= Written task =
Pictures do not belong in the copy; restate the records below word for word.

= Records provided =
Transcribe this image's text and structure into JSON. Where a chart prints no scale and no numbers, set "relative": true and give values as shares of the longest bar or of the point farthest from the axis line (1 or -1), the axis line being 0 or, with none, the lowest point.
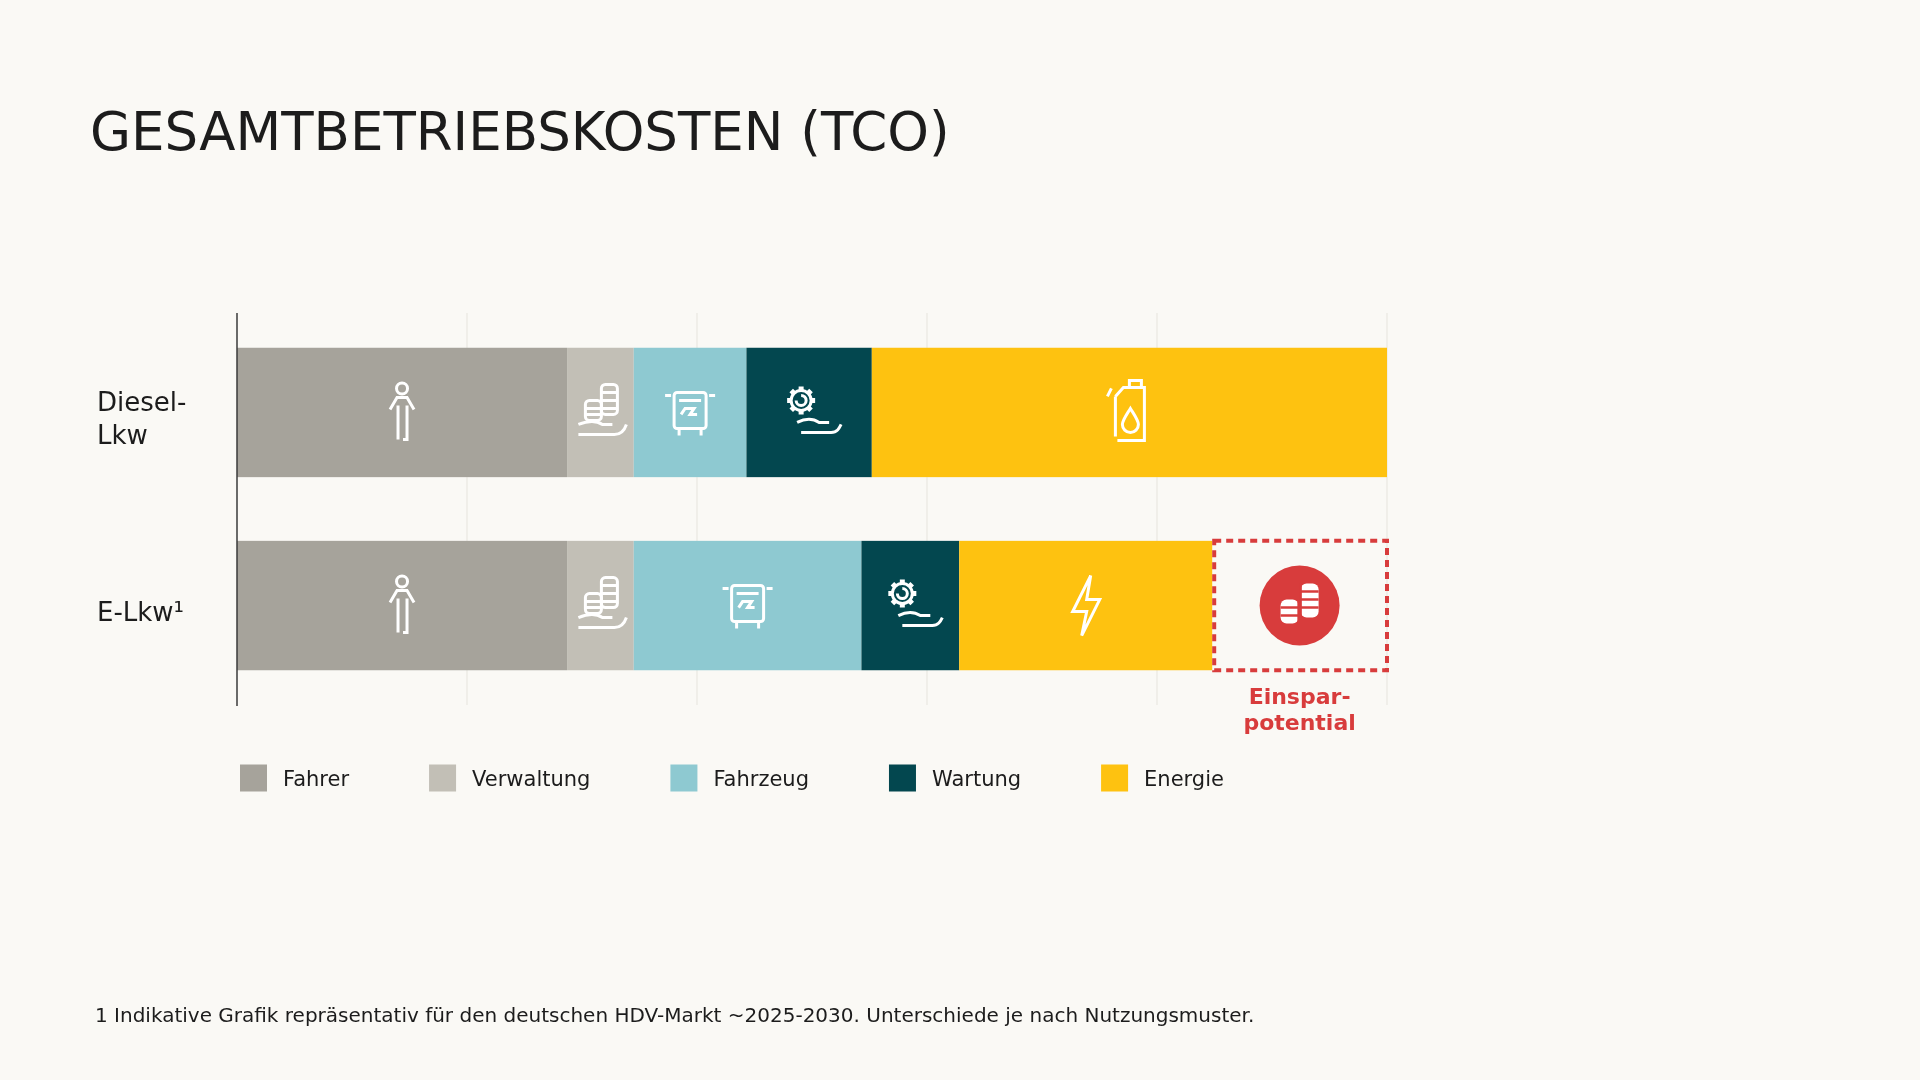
{
  "chart_data": {
    "type": "bar",
    "orientation": "horizontal",
    "stacked": true,
    "relative": true,
    "title": "GESAMTBETRIEBSKOSTEN (TCO)",
    "categories": [
      "Diesel-Lkw",
      "E-Lkw¹"
    ],
    "series": [
      {
        "name": "Fahrer",
        "color": "#a6a39b",
        "values": [
          0.287,
          0.287
        ]
      },
      {
        "name": "Verwaltung",
        "color": "#c2bfb6",
        "values": [
          0.058,
          0.058
        ]
      },
      {
        "name": "Fahrzeug",
        "color": "#8ec9d1",
        "values": [
          0.098,
          0.198
        ]
      },
      {
        "name": "Wartung",
        "color": "#03474f",
        "values": [
          0.109,
          0.085
        ]
      },
      {
        "name": "Energie",
        "color": "#fec210",
        "values": [
          0.448,
          0.22
        ]
      }
    ],
    "grid": "x",
    "legend": "bottom",
    "annotations": [
      "Einspar-potential",
      "1 Indikative Grafik repräsentativ für den deutschen HDV-Markt ~2025-2030. Unterschiede je nach Nutzungsmuster."
    ]
  }
}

= Result of this task =
Transcribe this image's text and structure into JSON. Where a chart prints no scale and no numbers, set "relative": true and give values as shares of the longest bar or of the point farthest from the axis line (1 or -1), the axis line being 0 or, with none, the lowest point.
{
  "chart_data": {
    "type": "bar",
    "orientation": "horizontal",
    "stacked": true,
    "relative": true,
    "title": "GESAMTBETRIEBSKOSTEN (TCO)",
    "categories": [
      "Diesel-Lkw",
      "E-Lkw¹"
    ],
    "series": [
      {
        "name": "Fahrer",
        "color": "#a6a39b",
        "values": [
          0.287,
          0.287
        ]
      },
      {
        "name": "Verwaltung",
        "color": "#c2bfb6",
        "values": [
          0.058,
          0.058
        ]
      },
      {
        "name": "Fahrzeug",
        "color": "#8ec9d1",
        "values": [
          0.098,
          0.198
        ]
      },
      {
        "name": "Wartung",
        "color": "#03474f",
        "values": [
          0.109,
          0.085
        ]
      },
      {
        "name": "Energie",
        "color": "#fec210",
        "values": [
          0.448,
          0.22
        ]
      }
    ],
    "grid": "x",
    "legend": "bottom",
    "annotations": [
      "Einspar-potential",
      "1 Indikative Grafik repräsentativ für den deutschen HDV-Markt ~2025-2030. Unterschiede je nach Nutzungsmuster."
    ]
  }
}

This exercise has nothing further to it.